Task requirements:
Write out every record in full, exactly as written, please.
= = =
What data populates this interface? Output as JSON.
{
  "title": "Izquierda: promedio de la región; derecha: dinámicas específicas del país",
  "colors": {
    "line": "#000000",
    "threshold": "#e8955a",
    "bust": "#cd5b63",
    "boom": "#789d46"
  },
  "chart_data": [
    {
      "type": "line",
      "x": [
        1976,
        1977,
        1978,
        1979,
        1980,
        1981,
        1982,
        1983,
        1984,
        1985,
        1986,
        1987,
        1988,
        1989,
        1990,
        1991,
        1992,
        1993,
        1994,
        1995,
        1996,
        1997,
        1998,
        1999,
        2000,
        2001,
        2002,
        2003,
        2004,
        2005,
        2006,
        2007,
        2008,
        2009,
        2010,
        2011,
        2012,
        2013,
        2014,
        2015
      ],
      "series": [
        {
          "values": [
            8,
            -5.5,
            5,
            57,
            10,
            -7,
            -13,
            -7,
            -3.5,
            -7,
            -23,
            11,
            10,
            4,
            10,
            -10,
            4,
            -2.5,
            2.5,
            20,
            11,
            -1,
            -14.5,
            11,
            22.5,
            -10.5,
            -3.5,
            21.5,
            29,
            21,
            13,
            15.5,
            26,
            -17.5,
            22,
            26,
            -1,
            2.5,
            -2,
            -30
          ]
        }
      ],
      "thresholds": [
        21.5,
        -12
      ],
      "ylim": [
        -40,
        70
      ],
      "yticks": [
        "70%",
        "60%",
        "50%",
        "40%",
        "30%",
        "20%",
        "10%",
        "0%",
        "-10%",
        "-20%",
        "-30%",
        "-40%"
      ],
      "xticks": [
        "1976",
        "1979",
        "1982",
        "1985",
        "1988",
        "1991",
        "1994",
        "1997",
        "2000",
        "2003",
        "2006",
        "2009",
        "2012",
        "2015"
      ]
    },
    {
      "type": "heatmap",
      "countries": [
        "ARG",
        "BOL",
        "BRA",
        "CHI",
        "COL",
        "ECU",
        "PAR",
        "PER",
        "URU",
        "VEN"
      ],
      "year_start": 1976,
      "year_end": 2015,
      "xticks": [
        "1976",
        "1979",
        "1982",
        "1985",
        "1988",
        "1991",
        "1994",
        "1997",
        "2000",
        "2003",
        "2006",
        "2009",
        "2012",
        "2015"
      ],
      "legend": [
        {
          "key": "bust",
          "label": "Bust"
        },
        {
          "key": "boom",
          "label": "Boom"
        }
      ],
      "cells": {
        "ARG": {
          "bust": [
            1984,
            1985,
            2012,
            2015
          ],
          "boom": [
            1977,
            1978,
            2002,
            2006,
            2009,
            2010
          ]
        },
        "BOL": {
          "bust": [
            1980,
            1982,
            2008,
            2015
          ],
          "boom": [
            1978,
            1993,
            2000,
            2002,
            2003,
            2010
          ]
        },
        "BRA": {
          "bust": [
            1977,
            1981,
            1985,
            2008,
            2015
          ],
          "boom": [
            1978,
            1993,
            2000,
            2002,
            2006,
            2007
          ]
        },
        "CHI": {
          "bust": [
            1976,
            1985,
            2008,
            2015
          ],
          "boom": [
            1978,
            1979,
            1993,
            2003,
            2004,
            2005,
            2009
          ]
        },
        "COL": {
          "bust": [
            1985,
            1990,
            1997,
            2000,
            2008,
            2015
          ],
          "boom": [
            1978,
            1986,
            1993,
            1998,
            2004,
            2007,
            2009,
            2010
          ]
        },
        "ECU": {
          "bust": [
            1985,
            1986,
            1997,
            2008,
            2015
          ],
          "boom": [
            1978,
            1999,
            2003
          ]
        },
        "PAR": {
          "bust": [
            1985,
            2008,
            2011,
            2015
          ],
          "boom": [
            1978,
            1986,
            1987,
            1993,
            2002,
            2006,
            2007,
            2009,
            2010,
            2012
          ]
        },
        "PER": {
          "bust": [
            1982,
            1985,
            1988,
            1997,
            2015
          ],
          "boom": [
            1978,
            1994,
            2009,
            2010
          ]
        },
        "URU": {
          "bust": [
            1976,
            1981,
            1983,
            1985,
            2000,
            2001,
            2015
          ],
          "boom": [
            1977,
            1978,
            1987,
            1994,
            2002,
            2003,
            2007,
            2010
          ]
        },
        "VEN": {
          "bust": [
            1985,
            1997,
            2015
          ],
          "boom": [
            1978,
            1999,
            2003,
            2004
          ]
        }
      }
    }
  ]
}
= = =
Response:
What data populates this interface? Output as JSON.
{
  "title": "Izquierda: promedio de la región; derecha: dinámicas específicas del país",
  "colors": {
    "line": "#000000",
    "threshold": "#e8955a",
    "bust": "#cd5b63",
    "boom": "#789d46"
  },
  "chart_data": [
    {
      "type": "line",
      "x": [
        1976,
        1977,
        1978,
        1979,
        1980,
        1981,
        1982,
        1983,
        1984,
        1985,
        1986,
        1987,
        1988,
        1989,
        1990,
        1991,
        1992,
        1993,
        1994,
        1995,
        1996,
        1997,
        1998,
        1999,
        2000,
        2001,
        2002,
        2003,
        2004,
        2005,
        2006,
        2007,
        2008,
        2009,
        2010,
        2011,
        2012,
        2013,
        2014,
        2015
      ],
      "series": [
        {
          "values": [
            8,
            -5.5,
            5,
            57,
            10,
            -7,
            -13,
            -7,
            -3.5,
            -7,
            -23,
            11,
            10,
            4,
            10,
            -10,
            4,
            -2.5,
            2.5,
            20,
            11,
            -1,
            -14.5,
            11,
            22.5,
            -10.5,
            -3.5,
            21.5,
            29,
            21,
            13,
            15.5,
            26,
            -17.5,
            22,
            26,
            -1,
            2.5,
            -2,
            -30
          ]
        }
      ],
      "thresholds": [
        21.5,
        -12
      ],
      "ylim": [
        -40,
        70
      ],
      "yticks": [
        "70%",
        "60%",
        "50%",
        "40%",
        "30%",
        "20%",
        "10%",
        "0%",
        "-10%",
        "-20%",
        "-30%",
        "-40%"
      ],
      "xticks": [
        "1976",
        "1979",
        "1982",
        "1985",
        "1988",
        "1991",
        "1994",
        "1997",
        "2000",
        "2003",
        "2006",
        "2009",
        "2012",
        "2015"
      ]
    },
    {
      "type": "heatmap",
      "countries": [
        "ARG",
        "BOL",
        "BRA",
        "CHI",
        "COL",
        "ECU",
        "PAR",
        "PER",
        "URU",
        "VEN"
      ],
      "year_start": 1976,
      "year_end": 2015,
      "xticks": [
        "1976",
        "1979",
        "1982",
        "1985",
        "1988",
        "1991",
        "1994",
        "1997",
        "2000",
        "2003",
        "2006",
        "2009",
        "2012",
        "2015"
      ],
      "legend": [
        {
          "key": "bust",
          "label": "Bust"
        },
        {
          "key": "boom",
          "label": "Boom"
        }
      ],
      "cells": {
        "ARG": {
          "bust": [
            1984,
            1985,
            2012,
            2015
          ],
          "boom": [
            1977,
            1978,
            2002,
            2006,
            2009,
            2010
          ]
        },
        "BOL": {
          "bust": [
            1980,
            1982,
            2008,
            2015
          ],
          "boom": [
            1978,
            1993,
            2000,
            2002,
            2003,
            2010
          ]
        },
        "BRA": {
          "bust": [
            1977,
            1981,
            1985,
            2008,
            2015
          ],
          "boom": [
            1978,
            1993,
            2000,
            2002,
            2006,
            2007
          ]
        },
        "CHI": {
          "bust": [
            1976,
            1985,
            2008,
            2015
          ],
          "boom": [
            1978,
            1979,
            1993,
            2003,
            2004,
            2005,
            2009
          ]
        },
        "COL": {
          "bust": [
            1985,
            1990,
            1997,
            2000,
            2008,
            2015
          ],
          "boom": [
            1978,
            1986,
            1993,
            1998,
            2004,
            2007,
            2009,
            2010
          ]
        },
        "ECU": {
          "bust": [
            1985,
            1986,
            1997,
            2008,
            2015
          ],
          "boom": [
            1978,
            1999,
            2003
          ]
        },
        "PAR": {
          "bust": [
            1985,
            2008,
            2011,
            2015
          ],
          "boom": [
            1978,
            1986,
            1987,
            1993,
            2002,
            2006,
            2007,
            2009,
            2010,
            2012
          ]
        },
        "PER": {
          "bust": [
            1982,
            1985,
            1988,
            1997,
            2015
          ],
          "boom": [
            1978,
            1994,
            2009,
            2010
          ]
        },
        "URU": {
          "bust": [
            1976,
            1981,
            1983,
            1985,
            2000,
            2001,
            2015
          ],
          "boom": [
            1977,
            1978,
            1987,
            1994,
            2002,
            2003,
            2007,
            2010
          ]
        },
        "VEN": {
          "bust": [
            1985,
            1997,
            2015
          ],
          "boom": [
            1978,
            1999,
            2003,
            2004
          ]
        }
      }
    }
  ]
}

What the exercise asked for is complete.